--- RAW RECORDS ---
◇ ◇ ◇ ◇ ◇
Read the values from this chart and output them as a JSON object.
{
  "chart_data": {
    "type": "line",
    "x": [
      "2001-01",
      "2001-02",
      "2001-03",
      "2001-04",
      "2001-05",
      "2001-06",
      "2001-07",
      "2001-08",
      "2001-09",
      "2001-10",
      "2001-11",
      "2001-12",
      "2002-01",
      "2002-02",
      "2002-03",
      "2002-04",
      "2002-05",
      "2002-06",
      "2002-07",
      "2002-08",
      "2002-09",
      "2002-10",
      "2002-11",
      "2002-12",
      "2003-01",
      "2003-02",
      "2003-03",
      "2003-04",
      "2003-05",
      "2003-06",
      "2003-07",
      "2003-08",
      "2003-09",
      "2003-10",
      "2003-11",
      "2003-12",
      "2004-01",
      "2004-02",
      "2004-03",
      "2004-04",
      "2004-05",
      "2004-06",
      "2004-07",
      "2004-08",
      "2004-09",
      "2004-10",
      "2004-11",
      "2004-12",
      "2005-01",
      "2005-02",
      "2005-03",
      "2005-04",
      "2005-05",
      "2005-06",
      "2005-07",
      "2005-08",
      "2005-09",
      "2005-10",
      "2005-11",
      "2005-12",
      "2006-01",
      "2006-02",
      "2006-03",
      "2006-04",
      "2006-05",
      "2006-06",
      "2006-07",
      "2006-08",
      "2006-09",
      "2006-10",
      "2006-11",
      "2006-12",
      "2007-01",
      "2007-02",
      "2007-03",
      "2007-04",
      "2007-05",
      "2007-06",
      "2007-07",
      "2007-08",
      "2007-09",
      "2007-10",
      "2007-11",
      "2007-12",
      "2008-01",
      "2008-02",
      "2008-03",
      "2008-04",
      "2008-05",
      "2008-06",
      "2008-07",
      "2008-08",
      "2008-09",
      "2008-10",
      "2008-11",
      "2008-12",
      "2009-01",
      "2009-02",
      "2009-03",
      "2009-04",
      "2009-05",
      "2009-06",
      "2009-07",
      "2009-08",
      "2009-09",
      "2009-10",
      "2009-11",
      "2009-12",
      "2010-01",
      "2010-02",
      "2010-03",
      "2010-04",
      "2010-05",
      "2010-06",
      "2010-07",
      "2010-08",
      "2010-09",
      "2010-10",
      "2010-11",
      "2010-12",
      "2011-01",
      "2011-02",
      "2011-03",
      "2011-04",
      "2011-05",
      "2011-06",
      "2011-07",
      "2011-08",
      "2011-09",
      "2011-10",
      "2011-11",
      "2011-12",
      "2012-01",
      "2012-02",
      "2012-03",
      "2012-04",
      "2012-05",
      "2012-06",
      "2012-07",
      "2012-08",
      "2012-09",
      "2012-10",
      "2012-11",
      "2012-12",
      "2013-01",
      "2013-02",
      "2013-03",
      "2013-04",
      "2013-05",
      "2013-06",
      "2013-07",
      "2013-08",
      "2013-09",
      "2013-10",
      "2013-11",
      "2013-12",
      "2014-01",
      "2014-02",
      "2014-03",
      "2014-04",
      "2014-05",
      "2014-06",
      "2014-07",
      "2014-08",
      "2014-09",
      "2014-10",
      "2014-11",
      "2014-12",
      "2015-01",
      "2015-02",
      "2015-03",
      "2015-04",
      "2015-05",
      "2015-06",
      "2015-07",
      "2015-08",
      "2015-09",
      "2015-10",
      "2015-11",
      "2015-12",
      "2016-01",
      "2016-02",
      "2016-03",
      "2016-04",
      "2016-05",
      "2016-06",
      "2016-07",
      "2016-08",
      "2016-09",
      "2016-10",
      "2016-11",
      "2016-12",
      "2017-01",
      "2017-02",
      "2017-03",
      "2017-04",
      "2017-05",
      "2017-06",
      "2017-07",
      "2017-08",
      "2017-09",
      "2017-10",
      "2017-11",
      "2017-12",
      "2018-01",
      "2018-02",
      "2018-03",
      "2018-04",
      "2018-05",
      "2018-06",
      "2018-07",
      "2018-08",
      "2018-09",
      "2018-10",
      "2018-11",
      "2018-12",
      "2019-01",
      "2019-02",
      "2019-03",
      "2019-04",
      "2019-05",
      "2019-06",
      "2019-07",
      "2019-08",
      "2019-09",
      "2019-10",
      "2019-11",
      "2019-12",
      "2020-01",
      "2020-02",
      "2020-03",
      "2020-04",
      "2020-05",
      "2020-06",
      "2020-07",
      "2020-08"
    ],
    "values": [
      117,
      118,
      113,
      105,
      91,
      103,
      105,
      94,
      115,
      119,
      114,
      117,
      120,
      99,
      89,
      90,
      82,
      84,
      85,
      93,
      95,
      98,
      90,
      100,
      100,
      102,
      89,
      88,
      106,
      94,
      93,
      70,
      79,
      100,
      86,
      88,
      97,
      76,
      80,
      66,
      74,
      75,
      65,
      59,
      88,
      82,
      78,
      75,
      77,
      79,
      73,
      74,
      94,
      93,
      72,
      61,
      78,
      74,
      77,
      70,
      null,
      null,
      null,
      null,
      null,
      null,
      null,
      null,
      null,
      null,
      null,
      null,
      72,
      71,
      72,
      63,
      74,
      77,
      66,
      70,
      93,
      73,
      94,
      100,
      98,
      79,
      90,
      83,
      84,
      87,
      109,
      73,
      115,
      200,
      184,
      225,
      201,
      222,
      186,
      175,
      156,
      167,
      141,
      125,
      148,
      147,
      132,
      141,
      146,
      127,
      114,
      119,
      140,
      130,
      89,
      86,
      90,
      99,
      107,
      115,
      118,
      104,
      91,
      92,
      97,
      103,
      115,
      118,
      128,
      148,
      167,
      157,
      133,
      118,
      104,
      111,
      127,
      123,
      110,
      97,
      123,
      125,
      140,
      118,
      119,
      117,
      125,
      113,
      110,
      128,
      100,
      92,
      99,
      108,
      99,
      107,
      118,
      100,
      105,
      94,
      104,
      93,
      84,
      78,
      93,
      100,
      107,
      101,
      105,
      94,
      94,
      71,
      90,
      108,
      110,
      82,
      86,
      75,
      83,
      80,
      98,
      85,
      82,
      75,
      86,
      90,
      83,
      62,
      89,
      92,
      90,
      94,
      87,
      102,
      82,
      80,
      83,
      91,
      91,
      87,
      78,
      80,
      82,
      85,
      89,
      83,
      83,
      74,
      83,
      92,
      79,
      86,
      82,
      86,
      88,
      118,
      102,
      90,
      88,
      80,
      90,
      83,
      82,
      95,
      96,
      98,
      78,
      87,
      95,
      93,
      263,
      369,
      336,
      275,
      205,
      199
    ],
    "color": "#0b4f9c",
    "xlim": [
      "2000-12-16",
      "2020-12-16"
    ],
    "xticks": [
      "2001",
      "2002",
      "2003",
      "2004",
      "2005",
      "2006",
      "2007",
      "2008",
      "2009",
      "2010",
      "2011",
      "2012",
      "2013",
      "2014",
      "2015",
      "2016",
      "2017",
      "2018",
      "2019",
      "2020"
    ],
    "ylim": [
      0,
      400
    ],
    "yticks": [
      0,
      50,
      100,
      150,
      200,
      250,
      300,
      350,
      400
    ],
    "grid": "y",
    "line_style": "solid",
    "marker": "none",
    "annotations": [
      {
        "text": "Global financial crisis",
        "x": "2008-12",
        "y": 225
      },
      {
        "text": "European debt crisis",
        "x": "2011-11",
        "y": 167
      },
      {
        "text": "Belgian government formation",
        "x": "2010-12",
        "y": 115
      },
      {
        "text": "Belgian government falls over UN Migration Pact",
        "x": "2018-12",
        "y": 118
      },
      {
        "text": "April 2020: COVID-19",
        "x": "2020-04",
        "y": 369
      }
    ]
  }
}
◇ ◇ ◇ ◇ ◇
--- REQUEST ---
Identify every line holding the word "government" and copy it out.

--- SOLUTION FOR THIS PROBLEM ---
        "text": "Belgian government formation",
        "text": "Belgian government falls over UN Migration Pact",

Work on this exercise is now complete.